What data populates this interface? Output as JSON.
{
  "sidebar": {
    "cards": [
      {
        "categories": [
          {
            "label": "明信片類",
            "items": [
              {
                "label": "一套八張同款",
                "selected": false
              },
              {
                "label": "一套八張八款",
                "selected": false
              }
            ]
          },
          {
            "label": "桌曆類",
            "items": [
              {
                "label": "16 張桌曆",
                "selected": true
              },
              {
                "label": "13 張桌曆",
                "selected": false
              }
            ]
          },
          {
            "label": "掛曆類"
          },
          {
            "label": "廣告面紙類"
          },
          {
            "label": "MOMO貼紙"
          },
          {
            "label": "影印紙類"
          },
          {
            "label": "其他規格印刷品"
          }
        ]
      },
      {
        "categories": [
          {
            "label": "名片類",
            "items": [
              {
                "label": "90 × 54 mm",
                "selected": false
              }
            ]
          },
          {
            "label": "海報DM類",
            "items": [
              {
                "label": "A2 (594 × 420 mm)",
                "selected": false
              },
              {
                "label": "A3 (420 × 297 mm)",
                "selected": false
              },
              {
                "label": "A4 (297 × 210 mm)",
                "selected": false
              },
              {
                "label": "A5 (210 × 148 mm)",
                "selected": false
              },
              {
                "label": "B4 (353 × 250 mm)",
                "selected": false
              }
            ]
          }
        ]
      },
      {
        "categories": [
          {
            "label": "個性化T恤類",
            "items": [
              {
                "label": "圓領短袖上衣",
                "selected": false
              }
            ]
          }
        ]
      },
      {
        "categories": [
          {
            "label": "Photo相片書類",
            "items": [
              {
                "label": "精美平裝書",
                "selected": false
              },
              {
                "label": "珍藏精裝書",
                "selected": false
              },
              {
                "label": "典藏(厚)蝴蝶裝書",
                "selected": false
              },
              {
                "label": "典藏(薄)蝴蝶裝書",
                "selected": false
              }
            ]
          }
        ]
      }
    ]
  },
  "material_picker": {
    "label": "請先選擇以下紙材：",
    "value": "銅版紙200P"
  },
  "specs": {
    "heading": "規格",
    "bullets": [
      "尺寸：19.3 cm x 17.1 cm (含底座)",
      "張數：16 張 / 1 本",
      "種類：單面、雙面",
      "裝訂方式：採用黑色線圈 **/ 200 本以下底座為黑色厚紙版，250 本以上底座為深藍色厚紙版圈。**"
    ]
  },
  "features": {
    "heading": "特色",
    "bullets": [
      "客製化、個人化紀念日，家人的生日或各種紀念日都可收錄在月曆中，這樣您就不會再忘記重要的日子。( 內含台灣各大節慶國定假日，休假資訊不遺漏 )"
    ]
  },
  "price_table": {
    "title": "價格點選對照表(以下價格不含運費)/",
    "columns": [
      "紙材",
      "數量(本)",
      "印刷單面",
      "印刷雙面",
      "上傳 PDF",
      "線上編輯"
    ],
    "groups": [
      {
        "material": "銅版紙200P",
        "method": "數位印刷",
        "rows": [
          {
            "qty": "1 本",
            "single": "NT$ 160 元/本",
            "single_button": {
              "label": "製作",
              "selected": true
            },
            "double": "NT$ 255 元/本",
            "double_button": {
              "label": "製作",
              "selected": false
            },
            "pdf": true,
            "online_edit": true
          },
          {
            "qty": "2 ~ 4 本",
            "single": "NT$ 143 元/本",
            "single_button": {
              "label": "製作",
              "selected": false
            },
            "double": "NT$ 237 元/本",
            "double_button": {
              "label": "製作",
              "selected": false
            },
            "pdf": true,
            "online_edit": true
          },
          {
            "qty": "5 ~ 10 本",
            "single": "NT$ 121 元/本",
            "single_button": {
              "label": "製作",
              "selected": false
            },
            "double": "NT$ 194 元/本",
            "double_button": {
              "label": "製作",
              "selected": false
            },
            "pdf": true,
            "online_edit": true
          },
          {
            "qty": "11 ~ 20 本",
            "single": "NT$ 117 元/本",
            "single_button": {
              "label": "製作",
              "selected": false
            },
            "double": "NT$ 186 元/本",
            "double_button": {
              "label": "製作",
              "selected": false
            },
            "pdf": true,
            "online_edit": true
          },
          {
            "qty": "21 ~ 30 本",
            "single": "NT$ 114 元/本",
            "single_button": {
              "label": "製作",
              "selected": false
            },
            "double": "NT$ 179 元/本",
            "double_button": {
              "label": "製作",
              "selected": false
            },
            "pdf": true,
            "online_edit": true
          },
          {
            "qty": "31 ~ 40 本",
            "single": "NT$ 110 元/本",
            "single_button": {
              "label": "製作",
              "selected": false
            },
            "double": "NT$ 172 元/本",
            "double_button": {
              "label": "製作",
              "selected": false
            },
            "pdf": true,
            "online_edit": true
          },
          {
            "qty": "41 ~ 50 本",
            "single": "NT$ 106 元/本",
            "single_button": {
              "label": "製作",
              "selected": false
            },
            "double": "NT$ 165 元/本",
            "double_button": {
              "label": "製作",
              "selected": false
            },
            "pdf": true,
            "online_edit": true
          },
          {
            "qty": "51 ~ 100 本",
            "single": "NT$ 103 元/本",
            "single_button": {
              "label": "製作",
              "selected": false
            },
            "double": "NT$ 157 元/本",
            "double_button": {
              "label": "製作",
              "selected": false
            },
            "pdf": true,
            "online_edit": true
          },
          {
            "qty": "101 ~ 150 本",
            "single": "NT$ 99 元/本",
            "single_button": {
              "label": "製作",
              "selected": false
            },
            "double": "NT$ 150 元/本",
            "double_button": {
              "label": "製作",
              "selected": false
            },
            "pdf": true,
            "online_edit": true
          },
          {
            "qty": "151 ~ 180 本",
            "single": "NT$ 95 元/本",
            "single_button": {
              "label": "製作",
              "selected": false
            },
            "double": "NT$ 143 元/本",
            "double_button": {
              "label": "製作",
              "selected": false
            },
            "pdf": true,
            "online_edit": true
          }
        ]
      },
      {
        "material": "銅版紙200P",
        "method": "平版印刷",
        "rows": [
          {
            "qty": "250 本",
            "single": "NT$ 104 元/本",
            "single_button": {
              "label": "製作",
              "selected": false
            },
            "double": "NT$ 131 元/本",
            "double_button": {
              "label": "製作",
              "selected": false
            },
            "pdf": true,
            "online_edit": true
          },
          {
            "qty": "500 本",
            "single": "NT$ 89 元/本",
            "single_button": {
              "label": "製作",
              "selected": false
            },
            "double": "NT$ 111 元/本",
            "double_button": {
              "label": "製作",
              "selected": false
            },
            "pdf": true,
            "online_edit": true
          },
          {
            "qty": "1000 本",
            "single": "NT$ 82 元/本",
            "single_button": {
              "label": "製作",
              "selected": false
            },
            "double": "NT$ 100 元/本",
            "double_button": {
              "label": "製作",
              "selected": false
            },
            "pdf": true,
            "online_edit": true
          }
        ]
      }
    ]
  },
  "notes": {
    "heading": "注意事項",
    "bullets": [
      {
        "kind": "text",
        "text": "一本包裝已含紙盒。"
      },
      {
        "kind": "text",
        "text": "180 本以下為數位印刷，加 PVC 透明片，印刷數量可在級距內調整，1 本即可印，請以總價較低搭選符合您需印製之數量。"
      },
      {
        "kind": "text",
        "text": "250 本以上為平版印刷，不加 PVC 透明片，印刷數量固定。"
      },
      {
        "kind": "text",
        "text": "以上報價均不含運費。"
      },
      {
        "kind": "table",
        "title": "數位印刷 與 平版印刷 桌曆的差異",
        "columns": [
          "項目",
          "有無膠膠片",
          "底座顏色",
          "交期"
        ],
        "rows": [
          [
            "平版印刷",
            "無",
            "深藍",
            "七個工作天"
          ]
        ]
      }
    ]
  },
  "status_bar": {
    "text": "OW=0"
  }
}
************
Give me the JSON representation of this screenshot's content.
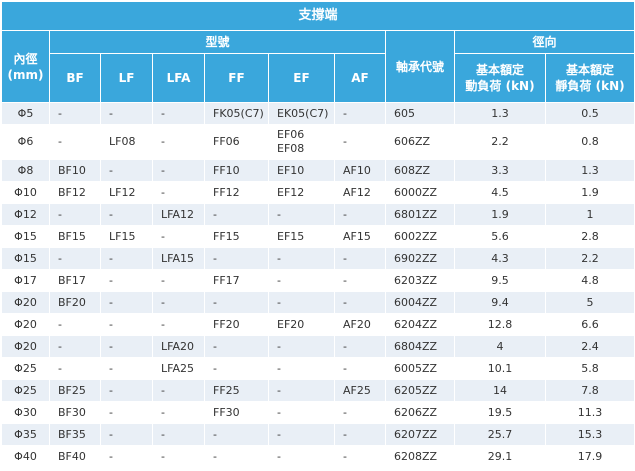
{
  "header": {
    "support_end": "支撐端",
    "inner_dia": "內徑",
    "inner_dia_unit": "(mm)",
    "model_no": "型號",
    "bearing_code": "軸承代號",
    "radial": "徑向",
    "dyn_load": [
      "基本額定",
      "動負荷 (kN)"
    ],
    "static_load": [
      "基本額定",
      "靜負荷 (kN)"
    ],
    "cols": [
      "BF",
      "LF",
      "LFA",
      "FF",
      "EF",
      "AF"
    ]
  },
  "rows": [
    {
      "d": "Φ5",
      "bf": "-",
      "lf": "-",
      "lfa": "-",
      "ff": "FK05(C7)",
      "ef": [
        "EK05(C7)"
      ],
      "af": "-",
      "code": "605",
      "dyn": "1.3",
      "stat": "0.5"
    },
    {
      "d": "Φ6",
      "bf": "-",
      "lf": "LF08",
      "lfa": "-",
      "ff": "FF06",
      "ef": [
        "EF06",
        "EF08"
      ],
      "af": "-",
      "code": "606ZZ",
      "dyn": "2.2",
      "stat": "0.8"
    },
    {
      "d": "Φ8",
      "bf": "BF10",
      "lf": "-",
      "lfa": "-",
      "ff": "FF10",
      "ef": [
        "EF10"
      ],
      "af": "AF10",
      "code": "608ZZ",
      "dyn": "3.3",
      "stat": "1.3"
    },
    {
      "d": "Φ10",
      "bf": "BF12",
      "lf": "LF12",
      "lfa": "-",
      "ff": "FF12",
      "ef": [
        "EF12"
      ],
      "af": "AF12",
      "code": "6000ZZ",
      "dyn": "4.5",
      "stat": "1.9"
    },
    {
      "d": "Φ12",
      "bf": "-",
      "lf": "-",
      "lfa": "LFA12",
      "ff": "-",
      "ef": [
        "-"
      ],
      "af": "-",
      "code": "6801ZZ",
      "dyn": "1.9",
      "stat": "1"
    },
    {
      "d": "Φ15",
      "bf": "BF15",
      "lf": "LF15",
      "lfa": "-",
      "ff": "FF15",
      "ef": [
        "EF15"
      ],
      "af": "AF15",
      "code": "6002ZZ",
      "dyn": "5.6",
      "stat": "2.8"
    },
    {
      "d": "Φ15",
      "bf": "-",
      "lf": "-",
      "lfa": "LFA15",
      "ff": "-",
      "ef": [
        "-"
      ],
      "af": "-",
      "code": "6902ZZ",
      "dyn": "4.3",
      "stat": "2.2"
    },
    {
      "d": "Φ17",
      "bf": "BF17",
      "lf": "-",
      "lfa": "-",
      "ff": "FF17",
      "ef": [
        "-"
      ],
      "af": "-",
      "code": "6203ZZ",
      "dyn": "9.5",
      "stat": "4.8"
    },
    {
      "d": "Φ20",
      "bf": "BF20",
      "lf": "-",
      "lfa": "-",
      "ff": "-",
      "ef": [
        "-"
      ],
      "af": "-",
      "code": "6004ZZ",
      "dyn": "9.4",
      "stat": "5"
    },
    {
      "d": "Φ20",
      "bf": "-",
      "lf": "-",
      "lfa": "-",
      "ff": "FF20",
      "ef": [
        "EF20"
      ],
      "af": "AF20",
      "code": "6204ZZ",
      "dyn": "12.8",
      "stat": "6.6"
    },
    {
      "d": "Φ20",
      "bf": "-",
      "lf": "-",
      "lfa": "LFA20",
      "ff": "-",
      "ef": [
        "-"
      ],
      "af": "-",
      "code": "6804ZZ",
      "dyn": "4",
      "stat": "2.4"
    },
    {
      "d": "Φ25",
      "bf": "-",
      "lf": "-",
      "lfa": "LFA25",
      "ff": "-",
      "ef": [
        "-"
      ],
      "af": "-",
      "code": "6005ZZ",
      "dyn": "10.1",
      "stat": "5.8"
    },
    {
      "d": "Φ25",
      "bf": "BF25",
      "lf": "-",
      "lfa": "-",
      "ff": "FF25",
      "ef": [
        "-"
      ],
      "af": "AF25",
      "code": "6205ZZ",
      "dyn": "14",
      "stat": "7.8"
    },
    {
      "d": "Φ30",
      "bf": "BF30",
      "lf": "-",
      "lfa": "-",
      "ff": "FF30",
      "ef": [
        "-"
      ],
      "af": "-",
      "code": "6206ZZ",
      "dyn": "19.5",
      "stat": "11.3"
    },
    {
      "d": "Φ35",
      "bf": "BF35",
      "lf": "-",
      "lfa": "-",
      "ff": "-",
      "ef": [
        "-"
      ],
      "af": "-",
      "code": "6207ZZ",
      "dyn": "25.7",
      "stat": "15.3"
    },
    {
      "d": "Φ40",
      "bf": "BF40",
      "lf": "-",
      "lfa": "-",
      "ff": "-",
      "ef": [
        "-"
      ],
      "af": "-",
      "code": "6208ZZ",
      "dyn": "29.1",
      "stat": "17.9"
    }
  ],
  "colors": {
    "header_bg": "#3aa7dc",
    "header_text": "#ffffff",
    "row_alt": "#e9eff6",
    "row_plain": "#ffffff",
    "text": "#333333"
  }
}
************
YOUR OBJECTIVE
Review the material and copy each line in which the word "title" appears.

EXERCISE SOLUTION
    "title": "價格點選對照表(以下價格不含運費)/",
        "title": "數位印刷 與 平版印刷 桌曆的差異",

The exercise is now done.